Extracted text>

AB WG/Test/October 2013 Minutes

From Xen

Attendees

  • Aravind Gopalakrishnan (AMD)
  • Anthony Liguori (AWS), Matt Wilson (AWS)
  • Chris Sheperd (Citrix)
  • Demetrios Coulis standing in for Allan Roberto (CA)
  • Greg Lutostanski (Calxeda)
  • Konrad Wilk (Oracle)
  • Lars Kurth (Chair, Xen Project)
  • Will Auld (Intel)

Lars believes, but is not 100% sure that

  • Harry Hart and Don Slutz (Verizon) also stayed at the meeting


Pictogram voting comment 15px.png Action Don: Please confirm whether you were at the meeting and whether Verizon would in fact also participate in the WG and who the respective company rep would be

Agenda

Introductions

Purpose and Scope of Working Group

Lars: My view is that the WG provides oversight and guidance for creating a test infrastructure for the Xen Project on behalf of the Xen Community. This is merely providing a stake in the ground to start a discussion.

As such, the group needs to

  • Make proposals to the Advisory Board for funding, for example
    • What do we need to set up such a system in terms of hosting space, machines, …
    • Do we need a full-time resource employed by the LF to maintain and evolve the framework, …
  • Make proposals to the community and work with the community on a solution that works for developers in the community
    • Without community buy-in and creating something that the community actually wants, we won’t be able to improve upstream quality
  • Make decisions to help bootstrap demo systems, proof of concepts, etc.

Instructions>
A) From the October 2013 test working group minutes, copy out the part that opens with the words containing "Lars: My view" and closes with "of concepts, etc.".
B) According to the October 2013 test working group minutes, who stood in for Allan Roberto of CA?

Material provided>
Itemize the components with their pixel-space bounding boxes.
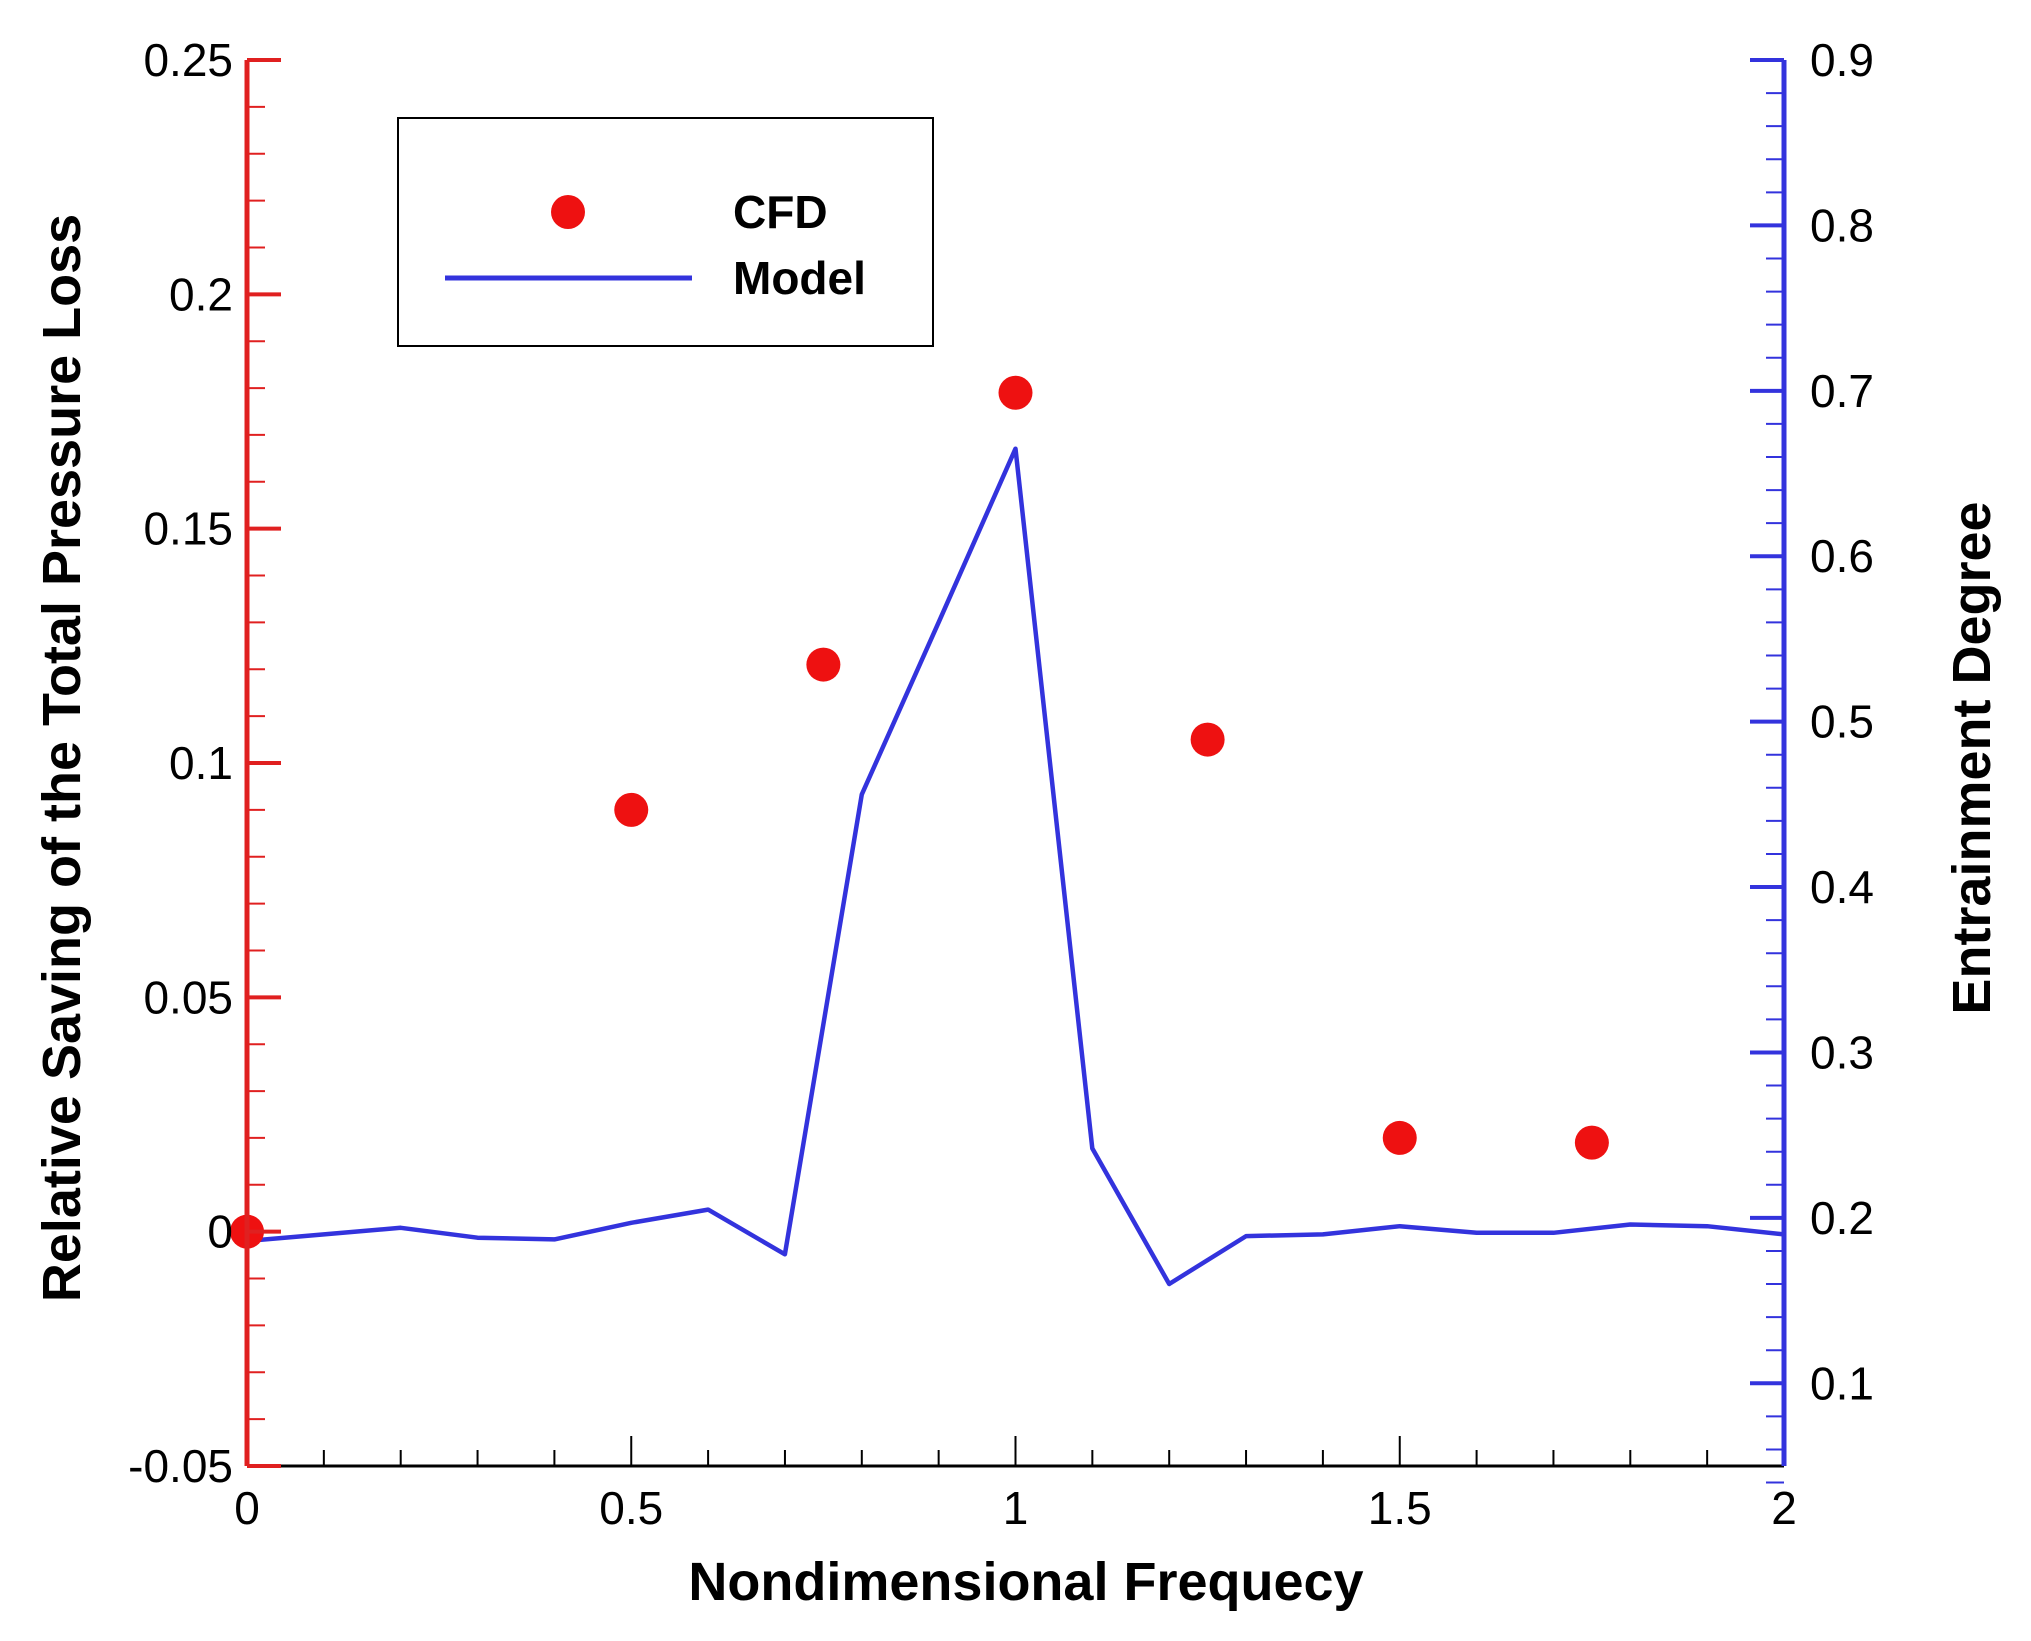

Solutions>
A)
Lars: My view is that the WG provides oversight and guidance for creating a test infrastructure for the Xen Project on behalf of the Xen Community. This is merely providing a stake in the ground to start a discussion.

As such, the group needs to

  • Make proposals to the Advisory Board for funding, for example
    • What do we need to set up such a system in terms of hosting space, machines, …
    • Do we need a full-time resource employed by the LF to maintain and evolve the framework, …
  • Make proposals to the community and work with the community on a solution that works for developers in the community
    • Without community buy-in and creating something that the community actually wants, we won’t be able to improve upstream quality
  • Make decisions to help bootstrap demo systems, proof of concepts, etc.

B) Demetrios Coulis